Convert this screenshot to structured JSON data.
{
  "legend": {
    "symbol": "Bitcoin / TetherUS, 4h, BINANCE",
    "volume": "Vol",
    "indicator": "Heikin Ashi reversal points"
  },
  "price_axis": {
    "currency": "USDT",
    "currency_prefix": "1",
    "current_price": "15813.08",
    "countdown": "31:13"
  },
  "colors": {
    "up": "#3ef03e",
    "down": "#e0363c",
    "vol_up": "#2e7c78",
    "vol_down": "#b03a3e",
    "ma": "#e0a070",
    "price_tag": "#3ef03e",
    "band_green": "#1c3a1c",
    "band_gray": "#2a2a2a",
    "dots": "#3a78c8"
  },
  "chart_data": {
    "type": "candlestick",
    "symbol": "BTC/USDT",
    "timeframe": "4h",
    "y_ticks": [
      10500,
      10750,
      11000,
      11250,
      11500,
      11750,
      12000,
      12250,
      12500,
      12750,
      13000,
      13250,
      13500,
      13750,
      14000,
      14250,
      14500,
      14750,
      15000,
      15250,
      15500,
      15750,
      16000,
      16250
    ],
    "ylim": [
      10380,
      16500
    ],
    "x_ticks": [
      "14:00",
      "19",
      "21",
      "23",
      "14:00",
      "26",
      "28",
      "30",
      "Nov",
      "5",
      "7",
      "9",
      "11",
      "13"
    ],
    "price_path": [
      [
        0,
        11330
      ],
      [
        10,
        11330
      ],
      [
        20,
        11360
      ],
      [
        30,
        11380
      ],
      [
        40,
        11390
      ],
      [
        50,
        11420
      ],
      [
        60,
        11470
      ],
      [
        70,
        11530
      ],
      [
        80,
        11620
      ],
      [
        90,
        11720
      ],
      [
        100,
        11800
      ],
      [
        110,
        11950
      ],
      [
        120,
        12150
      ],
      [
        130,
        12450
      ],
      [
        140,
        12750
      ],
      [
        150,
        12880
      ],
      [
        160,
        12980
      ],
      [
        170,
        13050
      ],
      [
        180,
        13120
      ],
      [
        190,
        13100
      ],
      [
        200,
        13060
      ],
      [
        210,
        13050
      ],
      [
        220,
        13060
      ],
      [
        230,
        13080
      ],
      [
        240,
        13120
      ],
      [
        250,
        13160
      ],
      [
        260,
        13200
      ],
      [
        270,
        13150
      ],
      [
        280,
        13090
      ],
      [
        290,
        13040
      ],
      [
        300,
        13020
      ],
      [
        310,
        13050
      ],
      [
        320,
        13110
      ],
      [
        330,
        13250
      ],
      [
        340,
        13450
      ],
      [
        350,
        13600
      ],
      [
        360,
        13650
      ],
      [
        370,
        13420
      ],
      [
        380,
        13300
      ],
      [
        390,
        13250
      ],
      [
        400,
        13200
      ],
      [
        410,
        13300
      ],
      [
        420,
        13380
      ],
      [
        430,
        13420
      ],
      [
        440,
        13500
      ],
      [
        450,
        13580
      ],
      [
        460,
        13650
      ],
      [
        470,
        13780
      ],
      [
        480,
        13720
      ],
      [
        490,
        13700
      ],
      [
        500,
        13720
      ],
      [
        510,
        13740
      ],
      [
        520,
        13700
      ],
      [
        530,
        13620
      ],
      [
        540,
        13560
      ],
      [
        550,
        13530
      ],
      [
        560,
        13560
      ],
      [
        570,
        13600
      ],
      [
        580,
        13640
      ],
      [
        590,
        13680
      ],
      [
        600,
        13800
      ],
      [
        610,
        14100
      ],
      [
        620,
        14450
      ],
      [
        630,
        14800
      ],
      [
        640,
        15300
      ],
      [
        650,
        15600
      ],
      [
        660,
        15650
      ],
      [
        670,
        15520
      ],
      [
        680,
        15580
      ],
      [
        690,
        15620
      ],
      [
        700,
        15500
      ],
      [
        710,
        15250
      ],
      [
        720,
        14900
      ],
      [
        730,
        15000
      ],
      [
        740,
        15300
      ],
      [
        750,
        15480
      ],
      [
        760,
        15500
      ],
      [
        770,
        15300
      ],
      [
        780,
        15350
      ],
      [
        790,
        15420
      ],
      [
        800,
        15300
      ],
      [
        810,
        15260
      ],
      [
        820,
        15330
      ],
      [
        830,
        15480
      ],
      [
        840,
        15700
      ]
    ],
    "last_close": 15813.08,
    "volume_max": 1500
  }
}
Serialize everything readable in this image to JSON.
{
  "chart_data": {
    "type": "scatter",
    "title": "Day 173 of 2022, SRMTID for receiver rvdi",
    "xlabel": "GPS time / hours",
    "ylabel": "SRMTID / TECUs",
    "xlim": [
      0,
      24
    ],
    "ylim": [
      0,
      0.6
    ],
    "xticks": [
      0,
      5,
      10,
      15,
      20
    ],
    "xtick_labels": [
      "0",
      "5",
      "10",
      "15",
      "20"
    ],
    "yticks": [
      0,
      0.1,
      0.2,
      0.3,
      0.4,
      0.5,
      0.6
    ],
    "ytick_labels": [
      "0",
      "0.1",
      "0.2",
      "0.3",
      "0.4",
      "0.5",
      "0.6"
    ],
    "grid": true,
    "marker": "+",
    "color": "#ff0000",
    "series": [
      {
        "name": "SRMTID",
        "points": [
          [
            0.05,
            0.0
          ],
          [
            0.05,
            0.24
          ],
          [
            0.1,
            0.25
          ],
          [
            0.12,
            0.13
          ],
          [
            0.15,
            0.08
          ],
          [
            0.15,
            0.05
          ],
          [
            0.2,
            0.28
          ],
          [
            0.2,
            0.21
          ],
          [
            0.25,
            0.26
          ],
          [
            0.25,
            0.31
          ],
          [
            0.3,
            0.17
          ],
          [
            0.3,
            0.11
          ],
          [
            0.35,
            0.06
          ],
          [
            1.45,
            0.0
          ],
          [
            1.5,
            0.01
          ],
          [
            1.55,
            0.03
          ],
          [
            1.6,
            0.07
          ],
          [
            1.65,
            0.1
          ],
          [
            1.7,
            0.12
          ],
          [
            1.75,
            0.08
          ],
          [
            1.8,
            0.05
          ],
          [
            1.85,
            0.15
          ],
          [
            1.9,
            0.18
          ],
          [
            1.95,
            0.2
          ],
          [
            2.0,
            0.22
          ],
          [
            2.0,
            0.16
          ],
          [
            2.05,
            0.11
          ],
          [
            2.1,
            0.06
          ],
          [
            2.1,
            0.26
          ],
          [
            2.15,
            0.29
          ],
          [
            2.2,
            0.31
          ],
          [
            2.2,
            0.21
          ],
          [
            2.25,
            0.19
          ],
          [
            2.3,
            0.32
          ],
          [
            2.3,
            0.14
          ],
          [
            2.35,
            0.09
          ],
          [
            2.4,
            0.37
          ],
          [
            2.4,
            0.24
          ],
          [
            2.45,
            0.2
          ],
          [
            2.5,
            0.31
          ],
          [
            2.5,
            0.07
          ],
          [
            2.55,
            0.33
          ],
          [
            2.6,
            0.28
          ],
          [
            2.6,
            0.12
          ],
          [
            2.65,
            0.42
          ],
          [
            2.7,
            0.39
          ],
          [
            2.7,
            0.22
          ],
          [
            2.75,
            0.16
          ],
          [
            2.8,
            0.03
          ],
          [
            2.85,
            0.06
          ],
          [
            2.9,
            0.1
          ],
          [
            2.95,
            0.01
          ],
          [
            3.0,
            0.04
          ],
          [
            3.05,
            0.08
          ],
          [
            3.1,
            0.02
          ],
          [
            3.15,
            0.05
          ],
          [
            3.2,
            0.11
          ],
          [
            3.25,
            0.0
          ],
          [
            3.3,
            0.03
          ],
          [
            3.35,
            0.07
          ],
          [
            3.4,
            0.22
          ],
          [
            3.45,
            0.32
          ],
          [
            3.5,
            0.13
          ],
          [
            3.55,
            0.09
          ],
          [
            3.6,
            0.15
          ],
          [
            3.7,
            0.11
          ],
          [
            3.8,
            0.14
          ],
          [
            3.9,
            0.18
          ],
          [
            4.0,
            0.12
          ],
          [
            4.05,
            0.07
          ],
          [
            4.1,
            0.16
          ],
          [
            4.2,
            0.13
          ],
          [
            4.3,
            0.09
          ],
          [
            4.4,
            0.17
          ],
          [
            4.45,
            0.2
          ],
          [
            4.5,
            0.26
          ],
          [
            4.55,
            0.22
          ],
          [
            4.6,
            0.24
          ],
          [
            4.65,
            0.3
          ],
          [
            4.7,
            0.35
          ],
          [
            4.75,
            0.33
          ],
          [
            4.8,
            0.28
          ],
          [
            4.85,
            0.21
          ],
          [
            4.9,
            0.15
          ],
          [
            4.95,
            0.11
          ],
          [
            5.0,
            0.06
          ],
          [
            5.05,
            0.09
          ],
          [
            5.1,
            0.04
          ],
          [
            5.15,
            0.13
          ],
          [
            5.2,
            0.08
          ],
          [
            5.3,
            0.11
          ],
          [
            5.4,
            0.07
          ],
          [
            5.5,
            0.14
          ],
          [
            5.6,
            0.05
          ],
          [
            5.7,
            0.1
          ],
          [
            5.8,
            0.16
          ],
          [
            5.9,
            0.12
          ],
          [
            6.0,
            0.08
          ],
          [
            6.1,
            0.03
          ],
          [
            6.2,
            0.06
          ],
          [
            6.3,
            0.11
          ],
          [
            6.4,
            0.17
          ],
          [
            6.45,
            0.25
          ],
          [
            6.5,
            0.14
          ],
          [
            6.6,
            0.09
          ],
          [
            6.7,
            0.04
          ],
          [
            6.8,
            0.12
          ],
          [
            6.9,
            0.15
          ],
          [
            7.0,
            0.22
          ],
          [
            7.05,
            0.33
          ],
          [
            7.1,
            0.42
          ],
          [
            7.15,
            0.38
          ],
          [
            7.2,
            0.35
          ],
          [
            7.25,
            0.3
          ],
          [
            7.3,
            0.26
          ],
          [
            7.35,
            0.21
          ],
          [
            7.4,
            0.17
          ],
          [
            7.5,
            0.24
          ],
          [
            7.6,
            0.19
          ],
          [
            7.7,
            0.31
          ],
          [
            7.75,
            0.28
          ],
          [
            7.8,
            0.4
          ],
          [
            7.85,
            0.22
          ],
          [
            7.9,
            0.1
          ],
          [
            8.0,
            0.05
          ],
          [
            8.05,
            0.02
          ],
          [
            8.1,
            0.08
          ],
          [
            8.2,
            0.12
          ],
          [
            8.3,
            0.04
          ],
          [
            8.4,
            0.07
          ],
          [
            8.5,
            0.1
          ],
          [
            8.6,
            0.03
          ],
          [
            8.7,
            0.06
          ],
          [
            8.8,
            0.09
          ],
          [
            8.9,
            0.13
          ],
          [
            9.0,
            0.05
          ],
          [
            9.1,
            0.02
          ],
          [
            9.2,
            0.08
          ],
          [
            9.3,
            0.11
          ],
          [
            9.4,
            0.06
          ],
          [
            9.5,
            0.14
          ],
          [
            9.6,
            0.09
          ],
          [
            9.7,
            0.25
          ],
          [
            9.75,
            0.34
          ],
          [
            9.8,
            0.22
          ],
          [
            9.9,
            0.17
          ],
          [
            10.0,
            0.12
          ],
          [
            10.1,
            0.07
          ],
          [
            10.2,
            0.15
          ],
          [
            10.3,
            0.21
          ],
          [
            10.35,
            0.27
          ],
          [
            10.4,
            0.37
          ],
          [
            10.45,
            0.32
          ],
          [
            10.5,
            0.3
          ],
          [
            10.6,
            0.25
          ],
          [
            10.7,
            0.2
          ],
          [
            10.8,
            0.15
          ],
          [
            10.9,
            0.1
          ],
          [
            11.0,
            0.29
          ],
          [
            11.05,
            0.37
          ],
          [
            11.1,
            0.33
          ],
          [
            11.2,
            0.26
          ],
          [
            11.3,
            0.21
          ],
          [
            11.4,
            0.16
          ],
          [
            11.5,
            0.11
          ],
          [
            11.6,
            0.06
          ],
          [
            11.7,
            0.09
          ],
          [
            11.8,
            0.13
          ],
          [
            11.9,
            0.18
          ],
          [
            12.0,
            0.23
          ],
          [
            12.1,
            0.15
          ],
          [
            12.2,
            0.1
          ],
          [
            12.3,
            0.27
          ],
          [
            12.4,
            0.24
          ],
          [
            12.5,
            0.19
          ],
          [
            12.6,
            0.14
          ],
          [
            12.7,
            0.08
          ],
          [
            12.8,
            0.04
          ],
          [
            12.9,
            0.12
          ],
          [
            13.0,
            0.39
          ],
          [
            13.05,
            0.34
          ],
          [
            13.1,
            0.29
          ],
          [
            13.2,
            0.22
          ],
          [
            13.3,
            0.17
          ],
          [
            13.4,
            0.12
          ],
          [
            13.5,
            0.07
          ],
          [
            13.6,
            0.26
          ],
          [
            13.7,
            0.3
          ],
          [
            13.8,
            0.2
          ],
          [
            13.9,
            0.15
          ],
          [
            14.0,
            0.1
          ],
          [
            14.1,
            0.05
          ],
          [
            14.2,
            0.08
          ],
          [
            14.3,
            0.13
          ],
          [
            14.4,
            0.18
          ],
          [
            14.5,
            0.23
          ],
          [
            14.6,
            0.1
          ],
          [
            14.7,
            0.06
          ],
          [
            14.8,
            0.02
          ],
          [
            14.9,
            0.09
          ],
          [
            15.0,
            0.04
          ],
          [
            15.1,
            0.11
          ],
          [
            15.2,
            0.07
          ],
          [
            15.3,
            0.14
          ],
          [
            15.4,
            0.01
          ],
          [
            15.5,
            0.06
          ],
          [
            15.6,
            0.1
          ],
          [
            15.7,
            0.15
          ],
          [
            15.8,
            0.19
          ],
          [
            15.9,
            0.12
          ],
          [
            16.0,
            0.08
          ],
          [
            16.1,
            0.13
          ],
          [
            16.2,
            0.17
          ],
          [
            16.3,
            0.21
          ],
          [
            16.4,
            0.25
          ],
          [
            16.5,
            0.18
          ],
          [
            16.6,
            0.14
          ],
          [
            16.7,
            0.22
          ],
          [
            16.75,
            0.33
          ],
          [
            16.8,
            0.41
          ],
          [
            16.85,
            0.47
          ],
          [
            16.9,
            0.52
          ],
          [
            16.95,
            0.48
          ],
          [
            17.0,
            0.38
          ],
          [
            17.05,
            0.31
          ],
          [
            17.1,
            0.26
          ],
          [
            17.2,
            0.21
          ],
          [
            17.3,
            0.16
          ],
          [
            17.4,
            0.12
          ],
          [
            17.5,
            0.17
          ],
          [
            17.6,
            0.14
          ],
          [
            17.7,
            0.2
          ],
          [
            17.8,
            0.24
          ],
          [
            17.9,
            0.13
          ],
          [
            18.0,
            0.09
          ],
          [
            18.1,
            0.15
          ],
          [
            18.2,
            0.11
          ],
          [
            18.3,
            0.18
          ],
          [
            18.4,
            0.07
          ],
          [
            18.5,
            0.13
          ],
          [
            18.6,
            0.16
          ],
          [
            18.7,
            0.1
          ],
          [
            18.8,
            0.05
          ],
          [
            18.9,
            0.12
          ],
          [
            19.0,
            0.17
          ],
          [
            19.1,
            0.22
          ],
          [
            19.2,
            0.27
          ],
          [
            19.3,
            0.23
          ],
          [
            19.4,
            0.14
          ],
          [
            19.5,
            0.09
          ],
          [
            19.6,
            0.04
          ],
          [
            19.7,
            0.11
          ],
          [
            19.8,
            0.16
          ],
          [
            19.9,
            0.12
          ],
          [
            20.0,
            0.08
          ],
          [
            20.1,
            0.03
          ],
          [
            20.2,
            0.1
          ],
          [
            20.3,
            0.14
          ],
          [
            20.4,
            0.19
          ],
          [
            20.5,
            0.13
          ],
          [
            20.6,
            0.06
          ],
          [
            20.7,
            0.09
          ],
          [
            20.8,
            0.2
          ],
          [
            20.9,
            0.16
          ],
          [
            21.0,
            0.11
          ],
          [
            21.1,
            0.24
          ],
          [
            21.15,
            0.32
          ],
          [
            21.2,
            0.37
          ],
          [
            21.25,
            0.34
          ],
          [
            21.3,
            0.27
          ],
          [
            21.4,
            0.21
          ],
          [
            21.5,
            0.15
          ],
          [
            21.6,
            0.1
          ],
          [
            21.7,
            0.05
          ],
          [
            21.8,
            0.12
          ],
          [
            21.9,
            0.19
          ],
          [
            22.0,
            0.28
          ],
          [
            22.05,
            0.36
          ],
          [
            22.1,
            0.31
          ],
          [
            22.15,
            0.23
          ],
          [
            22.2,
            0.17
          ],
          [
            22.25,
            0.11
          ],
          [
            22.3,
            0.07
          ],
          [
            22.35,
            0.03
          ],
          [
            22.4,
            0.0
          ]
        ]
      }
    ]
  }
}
■ ■ ■ ■ ■ ■ ■
### Written problem
Scan the entries above for the word "this" and collect each line holding it.

### Answer below
Convert this screenshot to structured JSON data.
Serialize everything readable in this image to JSON.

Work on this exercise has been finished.